## The exercise
Locate the word "называют" in the data below, then copy every line that holds it.

## Dataset entries
========================================================================
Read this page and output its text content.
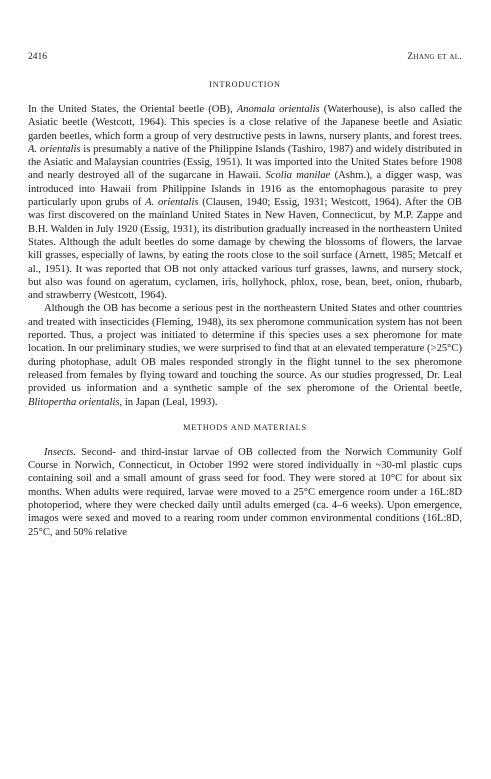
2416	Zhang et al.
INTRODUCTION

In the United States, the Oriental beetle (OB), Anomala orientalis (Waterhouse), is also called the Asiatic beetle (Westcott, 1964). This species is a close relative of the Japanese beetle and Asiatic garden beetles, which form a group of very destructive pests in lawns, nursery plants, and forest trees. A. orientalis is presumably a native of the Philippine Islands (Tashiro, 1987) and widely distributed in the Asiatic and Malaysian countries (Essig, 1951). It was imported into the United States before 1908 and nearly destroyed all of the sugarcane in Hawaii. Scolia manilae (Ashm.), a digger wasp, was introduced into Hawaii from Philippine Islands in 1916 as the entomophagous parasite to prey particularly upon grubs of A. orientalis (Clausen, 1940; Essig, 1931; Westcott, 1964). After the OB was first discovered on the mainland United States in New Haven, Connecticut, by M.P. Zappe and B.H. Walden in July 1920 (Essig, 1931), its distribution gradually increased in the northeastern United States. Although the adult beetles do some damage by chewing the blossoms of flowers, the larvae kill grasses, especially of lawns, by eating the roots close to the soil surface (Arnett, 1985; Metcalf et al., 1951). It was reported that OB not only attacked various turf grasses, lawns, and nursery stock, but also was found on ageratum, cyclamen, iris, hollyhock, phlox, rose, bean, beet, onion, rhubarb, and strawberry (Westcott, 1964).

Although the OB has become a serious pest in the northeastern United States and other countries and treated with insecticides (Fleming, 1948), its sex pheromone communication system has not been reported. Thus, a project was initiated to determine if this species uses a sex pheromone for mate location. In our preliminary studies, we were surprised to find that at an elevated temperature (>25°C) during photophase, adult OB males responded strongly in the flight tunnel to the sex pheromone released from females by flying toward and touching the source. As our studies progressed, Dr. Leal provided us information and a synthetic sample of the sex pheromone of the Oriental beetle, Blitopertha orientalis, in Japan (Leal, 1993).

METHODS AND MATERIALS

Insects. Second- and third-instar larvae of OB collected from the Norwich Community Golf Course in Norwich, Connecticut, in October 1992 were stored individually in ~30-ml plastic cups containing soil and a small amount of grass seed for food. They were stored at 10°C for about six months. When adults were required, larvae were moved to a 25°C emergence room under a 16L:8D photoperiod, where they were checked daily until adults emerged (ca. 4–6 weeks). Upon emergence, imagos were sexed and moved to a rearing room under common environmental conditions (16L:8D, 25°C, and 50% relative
========================================================================
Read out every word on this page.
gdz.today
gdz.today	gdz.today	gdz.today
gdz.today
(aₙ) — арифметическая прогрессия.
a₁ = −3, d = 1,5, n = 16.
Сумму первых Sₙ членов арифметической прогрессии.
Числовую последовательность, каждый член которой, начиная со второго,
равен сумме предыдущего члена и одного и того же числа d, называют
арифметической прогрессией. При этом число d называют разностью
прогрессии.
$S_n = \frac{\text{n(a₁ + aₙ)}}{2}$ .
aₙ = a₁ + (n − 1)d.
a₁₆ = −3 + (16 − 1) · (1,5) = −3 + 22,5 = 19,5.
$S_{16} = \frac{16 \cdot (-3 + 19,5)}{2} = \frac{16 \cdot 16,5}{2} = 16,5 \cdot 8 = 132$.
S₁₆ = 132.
========================================================================
## Correct response
равен сумме предыдущего члена и одного и того же числа d, называют
арифметической прогрессией. При этом число d называют разностью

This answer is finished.